__Text section__
[Start of Attachment]

I don't know why this would be true. As I argued in my post, human motivation isn't binary. Yes, there are situations where you absolutely will or will not engage in a certain act, but much more commonly we will see an increase in a given behavior if we make the behavior easier, and a decrease if we make it more difficult. For this reason, I find the "killers will always find another way argument" unpersuasive. A few killers, perhaps, but we're not trying only to stop the highly motivated -- we're also trying to dissuade the less than completely committed.
You could argue at this point that anyone inclined to kill is by definition unstoppably motivated, but again I think this is simplistic. Some people, if unable to procure a firearm, will find another way. But others, I don't think it's so hard to imagine, will be dissuaded by the difficulties of bomb building and poison making, the uncertainties of arson, etc.
Also, I think you ignore the way technology can encourage certain behaviors, the way (as I argue in my post) cell phones have encouraged public shouting. Guns make mass killing push-button easy. My guess is that this ease will over time and in the aggregate result in more killing. But I don't really know and I could be wrong. Have you read Dave Grossman's book On Killing, though? Thought-provoking and highly recommended.
"Reactions like I am seeing now ("Ban guns!" "Make guns more available!") are overreactions, symptoms of our hatred of uncertainty, our attempt to control that which we cannot, ultimately control, and a desperate need to make the world more secure than it ever will be."
I agree about the basis for some types of overreaction.
America's Dark Shadows: Aurora, Sikhs and Guns -- Michael Vlahos [Prof. at Naval War College]
ReplyDeletehttp://www.theglobalist.com/StoryId.aspx?StoryId=9709
EXCERPT:
"A nation's character is marked by mysterious patterns, and none is more salient in American life than killing with the gun, says Michael Vlahos, a professor at the Naval War College in Newport, Rhode Island. He asks this pivotal question: Can the inhuman act of a single person lay bare the neuralgia of an entire people?
"Though painful, this statement cannot be avoided: The gun-massacre of innocents is integral to the American way of life. Call it part of our foundational myth. It is the red reality through which a continent was taken and settled.

[End of Attachment]

__Exercises__
a) How would you condense the paragraph of the gun-violence discussion that begins "You could argue at this point" into two sentences while keeping its main points?
b) Could you extend the gun-violence discussion past its final sentence, "It is the red reality through which a continent was taken and settled."?

__Information shown__
[Start of Attachment]

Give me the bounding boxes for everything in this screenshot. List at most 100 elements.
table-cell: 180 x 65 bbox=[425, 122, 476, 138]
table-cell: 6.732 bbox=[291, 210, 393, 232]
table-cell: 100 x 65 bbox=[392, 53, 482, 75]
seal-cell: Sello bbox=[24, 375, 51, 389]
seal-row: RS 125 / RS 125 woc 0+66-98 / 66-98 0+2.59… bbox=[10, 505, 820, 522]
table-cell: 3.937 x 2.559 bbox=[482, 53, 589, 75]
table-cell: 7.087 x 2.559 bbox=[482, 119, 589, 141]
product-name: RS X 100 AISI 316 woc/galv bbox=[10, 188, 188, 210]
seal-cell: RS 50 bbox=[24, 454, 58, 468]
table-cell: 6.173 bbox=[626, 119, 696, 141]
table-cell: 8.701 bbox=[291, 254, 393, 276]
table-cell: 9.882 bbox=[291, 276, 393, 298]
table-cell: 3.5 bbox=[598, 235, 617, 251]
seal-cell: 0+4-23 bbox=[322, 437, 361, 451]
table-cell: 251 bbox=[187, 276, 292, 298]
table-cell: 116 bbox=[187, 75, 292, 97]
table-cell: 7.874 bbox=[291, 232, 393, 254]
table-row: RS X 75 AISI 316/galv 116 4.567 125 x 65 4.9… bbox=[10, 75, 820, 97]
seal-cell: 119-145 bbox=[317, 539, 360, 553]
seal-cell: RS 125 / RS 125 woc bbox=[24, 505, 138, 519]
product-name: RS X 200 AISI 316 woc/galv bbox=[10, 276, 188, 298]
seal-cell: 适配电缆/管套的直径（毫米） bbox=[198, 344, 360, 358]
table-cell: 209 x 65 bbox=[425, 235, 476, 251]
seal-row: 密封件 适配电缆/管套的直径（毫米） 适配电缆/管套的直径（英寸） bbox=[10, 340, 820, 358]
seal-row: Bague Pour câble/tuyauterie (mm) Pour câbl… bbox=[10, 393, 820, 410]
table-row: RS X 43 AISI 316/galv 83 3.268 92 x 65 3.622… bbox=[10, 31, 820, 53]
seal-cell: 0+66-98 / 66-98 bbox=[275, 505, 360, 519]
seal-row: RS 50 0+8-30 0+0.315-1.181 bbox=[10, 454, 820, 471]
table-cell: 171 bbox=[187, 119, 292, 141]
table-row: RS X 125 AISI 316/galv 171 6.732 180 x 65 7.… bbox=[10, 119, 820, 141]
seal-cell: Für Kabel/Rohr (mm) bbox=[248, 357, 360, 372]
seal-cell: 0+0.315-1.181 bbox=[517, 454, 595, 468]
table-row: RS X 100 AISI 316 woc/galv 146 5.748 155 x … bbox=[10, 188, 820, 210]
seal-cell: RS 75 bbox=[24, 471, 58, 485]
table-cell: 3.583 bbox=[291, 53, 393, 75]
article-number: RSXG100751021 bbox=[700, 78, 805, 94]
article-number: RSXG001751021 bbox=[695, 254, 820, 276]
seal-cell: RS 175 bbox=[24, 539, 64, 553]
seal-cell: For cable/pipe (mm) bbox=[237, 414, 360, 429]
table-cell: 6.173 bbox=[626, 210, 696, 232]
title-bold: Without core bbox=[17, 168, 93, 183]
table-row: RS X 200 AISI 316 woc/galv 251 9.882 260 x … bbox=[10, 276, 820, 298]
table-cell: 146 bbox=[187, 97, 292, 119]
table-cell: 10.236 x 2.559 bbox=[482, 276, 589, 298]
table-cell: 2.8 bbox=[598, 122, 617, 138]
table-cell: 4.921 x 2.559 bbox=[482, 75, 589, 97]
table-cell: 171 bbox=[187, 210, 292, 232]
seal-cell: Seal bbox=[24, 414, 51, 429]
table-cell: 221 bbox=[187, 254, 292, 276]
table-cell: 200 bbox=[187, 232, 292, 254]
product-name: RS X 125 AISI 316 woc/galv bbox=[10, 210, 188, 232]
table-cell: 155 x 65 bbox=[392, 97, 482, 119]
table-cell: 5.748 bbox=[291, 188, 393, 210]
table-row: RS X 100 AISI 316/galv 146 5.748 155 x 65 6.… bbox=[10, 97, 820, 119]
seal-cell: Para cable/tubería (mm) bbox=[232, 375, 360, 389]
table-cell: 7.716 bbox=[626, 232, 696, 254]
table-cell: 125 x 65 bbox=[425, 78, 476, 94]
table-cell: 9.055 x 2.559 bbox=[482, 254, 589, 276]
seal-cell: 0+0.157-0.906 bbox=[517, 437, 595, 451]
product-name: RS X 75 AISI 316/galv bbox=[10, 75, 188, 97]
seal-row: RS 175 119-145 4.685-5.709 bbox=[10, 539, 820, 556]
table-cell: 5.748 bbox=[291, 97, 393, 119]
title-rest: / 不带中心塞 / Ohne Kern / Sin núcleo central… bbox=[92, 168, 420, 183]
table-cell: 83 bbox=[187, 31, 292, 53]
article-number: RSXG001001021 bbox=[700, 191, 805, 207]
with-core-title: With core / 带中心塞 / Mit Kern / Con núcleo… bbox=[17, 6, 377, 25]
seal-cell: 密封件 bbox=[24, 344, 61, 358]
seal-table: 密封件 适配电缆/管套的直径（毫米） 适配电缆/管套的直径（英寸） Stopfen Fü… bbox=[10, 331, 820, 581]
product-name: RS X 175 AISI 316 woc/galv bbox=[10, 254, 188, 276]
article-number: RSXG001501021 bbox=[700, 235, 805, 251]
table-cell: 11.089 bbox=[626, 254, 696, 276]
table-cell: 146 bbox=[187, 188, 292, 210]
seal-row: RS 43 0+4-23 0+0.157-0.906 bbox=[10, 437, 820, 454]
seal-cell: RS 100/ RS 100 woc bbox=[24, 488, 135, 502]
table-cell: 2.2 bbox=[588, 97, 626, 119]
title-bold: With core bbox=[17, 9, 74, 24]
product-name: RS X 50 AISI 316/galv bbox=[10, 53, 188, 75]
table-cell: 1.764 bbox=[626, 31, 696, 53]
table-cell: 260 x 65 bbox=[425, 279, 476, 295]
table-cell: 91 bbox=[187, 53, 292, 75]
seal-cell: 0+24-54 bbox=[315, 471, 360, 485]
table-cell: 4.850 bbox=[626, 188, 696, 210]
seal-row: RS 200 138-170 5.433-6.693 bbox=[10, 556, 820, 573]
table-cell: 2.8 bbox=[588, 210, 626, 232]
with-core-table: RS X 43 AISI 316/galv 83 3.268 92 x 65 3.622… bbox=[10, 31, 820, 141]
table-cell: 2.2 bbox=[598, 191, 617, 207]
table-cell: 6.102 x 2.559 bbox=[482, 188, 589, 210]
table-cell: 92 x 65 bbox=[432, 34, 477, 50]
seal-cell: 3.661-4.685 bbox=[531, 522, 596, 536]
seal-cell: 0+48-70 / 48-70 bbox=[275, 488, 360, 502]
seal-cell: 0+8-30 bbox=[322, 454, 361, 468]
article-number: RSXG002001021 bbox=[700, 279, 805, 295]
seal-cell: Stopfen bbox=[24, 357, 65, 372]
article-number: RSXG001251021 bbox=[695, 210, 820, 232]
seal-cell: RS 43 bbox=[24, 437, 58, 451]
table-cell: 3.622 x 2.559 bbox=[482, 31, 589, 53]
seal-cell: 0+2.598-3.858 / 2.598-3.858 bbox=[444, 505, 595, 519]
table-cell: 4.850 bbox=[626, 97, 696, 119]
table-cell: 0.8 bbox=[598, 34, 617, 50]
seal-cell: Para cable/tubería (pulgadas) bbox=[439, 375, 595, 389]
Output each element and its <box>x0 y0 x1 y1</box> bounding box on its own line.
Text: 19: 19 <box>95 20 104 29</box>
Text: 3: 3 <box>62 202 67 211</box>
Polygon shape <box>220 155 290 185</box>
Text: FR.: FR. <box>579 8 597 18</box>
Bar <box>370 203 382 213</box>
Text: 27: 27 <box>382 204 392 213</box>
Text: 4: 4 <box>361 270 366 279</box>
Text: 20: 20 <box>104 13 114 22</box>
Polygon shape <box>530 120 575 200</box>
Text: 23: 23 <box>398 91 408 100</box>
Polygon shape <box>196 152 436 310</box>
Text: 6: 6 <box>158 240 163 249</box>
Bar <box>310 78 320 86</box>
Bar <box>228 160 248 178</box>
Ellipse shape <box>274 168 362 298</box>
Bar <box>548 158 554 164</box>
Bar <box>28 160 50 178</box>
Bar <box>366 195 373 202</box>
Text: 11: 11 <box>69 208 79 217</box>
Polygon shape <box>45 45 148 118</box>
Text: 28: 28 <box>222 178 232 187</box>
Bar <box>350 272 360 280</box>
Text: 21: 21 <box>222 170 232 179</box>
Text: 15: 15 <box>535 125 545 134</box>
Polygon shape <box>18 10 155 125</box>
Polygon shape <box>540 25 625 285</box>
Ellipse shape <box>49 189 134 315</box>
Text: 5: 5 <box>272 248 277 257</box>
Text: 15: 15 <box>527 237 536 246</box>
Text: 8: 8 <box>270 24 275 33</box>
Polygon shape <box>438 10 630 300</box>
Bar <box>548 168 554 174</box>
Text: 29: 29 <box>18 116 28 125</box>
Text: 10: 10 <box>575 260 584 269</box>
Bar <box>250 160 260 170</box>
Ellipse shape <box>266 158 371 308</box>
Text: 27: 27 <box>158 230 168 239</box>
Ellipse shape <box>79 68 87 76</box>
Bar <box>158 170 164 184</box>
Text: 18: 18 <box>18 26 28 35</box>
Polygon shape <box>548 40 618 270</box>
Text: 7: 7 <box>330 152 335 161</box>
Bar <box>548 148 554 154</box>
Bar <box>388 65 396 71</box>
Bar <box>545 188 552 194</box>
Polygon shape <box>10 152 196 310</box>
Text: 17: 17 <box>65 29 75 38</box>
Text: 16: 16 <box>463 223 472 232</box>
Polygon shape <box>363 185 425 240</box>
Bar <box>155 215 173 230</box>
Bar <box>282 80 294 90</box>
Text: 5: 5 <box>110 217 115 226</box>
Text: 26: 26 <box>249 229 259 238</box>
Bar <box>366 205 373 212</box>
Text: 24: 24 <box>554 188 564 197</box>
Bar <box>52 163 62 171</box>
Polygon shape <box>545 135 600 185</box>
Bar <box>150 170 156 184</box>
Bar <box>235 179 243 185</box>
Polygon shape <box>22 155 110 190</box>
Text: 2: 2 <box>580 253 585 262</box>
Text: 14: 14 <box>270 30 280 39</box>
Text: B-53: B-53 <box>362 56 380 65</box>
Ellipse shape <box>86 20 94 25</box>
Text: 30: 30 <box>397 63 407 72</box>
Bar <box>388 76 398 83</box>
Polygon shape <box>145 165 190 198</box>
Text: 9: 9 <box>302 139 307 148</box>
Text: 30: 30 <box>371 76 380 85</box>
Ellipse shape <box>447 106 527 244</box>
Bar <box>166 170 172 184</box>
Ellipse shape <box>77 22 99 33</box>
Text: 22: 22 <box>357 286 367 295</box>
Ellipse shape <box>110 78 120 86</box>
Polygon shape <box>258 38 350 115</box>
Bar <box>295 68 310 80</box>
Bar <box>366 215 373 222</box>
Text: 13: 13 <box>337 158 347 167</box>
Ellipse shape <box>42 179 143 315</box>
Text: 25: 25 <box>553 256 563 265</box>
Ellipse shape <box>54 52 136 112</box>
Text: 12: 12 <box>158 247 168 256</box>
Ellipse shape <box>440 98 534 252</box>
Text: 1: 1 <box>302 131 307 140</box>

[End of Attachment]

__Your responses__
a) It is too simple to say that anyone inclined to kill is unstoppably motivated. Some people without a firearm will find another way, but others will be put off by how hard it is to build bombs or make poison and by the uncertainty of arson.

b)
"Today, we call an act like the mass shooting in Aurora, Colorado, or the even more recent one in Oak Creek, Wisconsin, "senseless." Yet, we should face these events as what they really are, a much bigger national tradition. Ritual slaying is everywhere in our American history, especially sacrificial killing with guns.
"Even if we cannot admit this, American exceptionalism is never better illustrated than in ritual human execution. Other cultures have slaughterers. Only we have made ritual killers such a mirror of us. In our history and our cinema, there are a few — like John Brown — we even celebrate.
"Our gun-slinging killing rituals are also dark expressions of a political ethos that surrounds the theology of the citizen's relationship to the state. "Citizen and state" is the most contentious creedal element in national identity, and is itself argued through the symbolic venue of killing with a gun. Pro-gun and anti-gun sectarianism remains the deepest fissure, a split almost, in our national identity today.
I recommend Gavin de Becker's book The Gift of Fear (recommended reading listed at the end of a John Rain novel). I know now that violence is indeed predictable - highly predictable - if only we open our eyes. I would be comfortable with a system designed by Mr. de Becker being used to limit who can get their hands (legally) on guns. Again, a determined person can and will circumvent legality, but many people bent on violence will be stymied by such methods.